Tâches à réaliser:
• 1. Recopiez fidèlement le passage de l'entretien sur les métiers qui commence par « AM : Je pense » et se poursuit jusqu'à « mécanisé et automatisé. ».
• 2. D'après l'entretien sur les métiers, qu'est-ce qui empêche de nombreux jeunes formés à l'agriculture non conventionnelle d'exercer leur activité ?

Extrait du texte:
####

RM : On peut laisser les métiers existants évoluer par eux-mêmes, mais cela risque d’être trop lent, pas assez radical. Les gens qui ont des idées contribuent à créer de nouveaux métiers : ils doivent être valorisés. L’important, c’est de trouver du sens dans ce que l’on fait.

AM : La question de redonner du sens au travail est primordiale. Je pense que tous les métiers doivent évoluer. Mais pour cela, il faut une certaine volonté politique.

Peut-on suivre ses convictions environnementales, tout en gagnant sa vie dignement ?

AM : J’observe un profond décalage entre l’importance de certains métiers et la manière dont on les rémunère. Dans des secteurs essentiels comme l’agriculture et le maraîchage, le travail est physiquement dur et les salaires vraiment bas. Idem dans l’hôtellerie-restauration. Il y a là aussi quelque chose à revoir.

RM : Si on attend des individus qu’ils prennent des initiatives pour rendre la société plus durable, il faut leur donner les moyens d’y parvenir. Et pour cela, il faut aller chercher l’argent là où il est. C’est aussi à chacun de revoir ses représentations par rapport à l’argent. Gagner des fortunes pour s’acheter toujours plus de biens, ça n’a rien de durable. On peut très bien vivre avec un revenu modeste.

Quels sont à votre avis les métiers de demain ? Les secteurs où il faudrait créer davantage d’emplois ?

AM : Je pense immédiatement à l’agriculture, mais sous sa forme non conventionnelle. De nombreux jeunes motivés et compétents sortent de formation, mais ne peuvent pas exercer leur activité, car il leur manque un terrain.

RM : Je pense aussi que ces métiers de la terre doivent être revalorisés. Pour que les jeunes s’y intéressent, il faudrait s’éloigner du modèle entièrement mécanisé et automatisé.

AM : En plus, diminuer l’utilisation des machines, c’est une solution pour créer de l’emploi !

Votre métier idéal, si aucune barrière n’existait ?

RM : C’est une question difficile ! Je pense que ce qui m’attire le plus, c’est l’étude des populations animales sauvages, la compréhension du vivant.

####

Données extraites:
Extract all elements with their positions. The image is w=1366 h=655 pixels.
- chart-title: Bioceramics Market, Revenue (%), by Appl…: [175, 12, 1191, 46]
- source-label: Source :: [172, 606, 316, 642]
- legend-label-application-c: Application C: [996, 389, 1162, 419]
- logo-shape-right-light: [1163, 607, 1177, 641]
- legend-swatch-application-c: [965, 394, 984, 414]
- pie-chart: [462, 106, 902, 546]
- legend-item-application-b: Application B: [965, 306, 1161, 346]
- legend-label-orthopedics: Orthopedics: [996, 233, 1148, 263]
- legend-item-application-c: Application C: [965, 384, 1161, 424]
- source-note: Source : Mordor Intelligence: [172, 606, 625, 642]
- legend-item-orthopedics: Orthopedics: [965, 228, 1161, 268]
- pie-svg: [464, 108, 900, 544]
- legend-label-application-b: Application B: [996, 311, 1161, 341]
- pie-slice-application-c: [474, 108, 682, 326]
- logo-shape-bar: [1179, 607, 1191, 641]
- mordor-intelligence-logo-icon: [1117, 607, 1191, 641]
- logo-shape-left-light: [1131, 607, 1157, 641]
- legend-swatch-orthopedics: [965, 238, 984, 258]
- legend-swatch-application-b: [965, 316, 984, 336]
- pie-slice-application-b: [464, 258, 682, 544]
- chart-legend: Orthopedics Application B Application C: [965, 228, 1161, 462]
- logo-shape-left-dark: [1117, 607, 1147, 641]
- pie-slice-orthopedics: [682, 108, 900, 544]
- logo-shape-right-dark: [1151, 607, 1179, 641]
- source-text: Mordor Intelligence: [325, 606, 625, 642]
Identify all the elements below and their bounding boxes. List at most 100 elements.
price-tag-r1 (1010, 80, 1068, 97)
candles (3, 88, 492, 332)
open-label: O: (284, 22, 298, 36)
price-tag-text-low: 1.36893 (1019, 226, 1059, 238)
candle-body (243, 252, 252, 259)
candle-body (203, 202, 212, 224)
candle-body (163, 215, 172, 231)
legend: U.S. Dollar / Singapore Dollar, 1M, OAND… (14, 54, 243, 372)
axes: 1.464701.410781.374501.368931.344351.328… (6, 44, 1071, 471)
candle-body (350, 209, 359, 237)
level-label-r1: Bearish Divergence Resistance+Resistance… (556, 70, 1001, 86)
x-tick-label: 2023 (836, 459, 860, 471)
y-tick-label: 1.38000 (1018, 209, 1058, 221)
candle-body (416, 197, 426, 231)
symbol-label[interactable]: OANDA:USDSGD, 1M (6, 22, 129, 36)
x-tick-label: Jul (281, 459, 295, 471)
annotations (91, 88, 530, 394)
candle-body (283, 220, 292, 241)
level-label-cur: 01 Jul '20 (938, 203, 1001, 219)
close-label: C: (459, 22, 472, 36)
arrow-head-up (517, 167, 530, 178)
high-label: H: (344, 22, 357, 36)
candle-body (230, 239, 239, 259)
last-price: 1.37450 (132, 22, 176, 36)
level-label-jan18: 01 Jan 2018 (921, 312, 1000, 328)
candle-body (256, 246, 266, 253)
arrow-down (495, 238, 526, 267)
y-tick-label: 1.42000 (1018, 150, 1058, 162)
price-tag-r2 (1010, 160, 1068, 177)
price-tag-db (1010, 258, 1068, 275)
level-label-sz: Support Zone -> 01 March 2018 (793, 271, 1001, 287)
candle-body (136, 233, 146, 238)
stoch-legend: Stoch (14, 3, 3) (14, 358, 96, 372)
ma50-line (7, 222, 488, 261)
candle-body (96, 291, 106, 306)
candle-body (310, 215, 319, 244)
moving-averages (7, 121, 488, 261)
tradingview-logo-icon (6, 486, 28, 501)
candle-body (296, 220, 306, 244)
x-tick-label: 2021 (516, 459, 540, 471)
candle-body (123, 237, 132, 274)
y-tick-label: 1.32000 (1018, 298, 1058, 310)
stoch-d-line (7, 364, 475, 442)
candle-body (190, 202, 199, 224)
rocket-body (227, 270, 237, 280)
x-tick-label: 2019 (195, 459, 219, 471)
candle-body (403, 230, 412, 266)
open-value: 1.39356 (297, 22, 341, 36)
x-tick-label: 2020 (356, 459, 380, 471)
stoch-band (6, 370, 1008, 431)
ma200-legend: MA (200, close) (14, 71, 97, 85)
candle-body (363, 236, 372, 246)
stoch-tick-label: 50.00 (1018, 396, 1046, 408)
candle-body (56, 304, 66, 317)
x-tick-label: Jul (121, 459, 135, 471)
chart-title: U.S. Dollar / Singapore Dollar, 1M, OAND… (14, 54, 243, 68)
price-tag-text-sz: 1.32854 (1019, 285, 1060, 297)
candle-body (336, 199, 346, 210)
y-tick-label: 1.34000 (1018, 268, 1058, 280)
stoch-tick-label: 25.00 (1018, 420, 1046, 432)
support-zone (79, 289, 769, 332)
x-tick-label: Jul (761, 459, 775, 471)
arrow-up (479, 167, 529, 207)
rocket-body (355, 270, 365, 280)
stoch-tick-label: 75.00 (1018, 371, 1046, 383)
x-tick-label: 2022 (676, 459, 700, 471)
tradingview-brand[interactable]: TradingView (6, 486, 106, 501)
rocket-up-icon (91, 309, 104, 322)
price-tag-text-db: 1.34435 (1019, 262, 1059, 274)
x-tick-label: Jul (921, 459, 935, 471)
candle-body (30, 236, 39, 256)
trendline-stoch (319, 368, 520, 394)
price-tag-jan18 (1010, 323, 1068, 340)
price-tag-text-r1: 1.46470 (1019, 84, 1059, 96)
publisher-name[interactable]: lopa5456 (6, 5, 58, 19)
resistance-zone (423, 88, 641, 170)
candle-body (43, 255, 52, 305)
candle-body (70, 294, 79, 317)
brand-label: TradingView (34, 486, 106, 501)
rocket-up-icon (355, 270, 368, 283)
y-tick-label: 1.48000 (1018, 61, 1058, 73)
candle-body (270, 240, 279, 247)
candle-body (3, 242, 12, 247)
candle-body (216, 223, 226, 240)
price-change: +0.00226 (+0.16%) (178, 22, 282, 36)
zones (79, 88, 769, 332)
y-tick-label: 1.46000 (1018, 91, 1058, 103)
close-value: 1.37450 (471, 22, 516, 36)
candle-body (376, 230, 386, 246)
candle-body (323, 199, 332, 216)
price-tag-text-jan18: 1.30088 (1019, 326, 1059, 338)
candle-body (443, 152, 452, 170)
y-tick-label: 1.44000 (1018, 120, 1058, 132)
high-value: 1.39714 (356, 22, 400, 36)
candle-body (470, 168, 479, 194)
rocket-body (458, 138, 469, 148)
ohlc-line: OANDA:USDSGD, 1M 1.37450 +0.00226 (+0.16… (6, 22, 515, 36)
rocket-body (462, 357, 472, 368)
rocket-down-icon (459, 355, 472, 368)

####

Réponses attendues:
• 1.
AM : Je pense immédiatement à l’agriculture, mais sous sa forme non conventionnelle. De nombreux jeunes motivés et compétents sortent de formation, mais ne peuvent pas exercer leur activité, car il leur manque un terrain.

RM : Je pense aussi que ces métiers de la terre doivent être revalorisés. Pour que les jeunes s’y intéressent, il faudrait s’éloigner du modèle entièrement mécanisé et automatisé.

• 2. Il leur manque un terrain.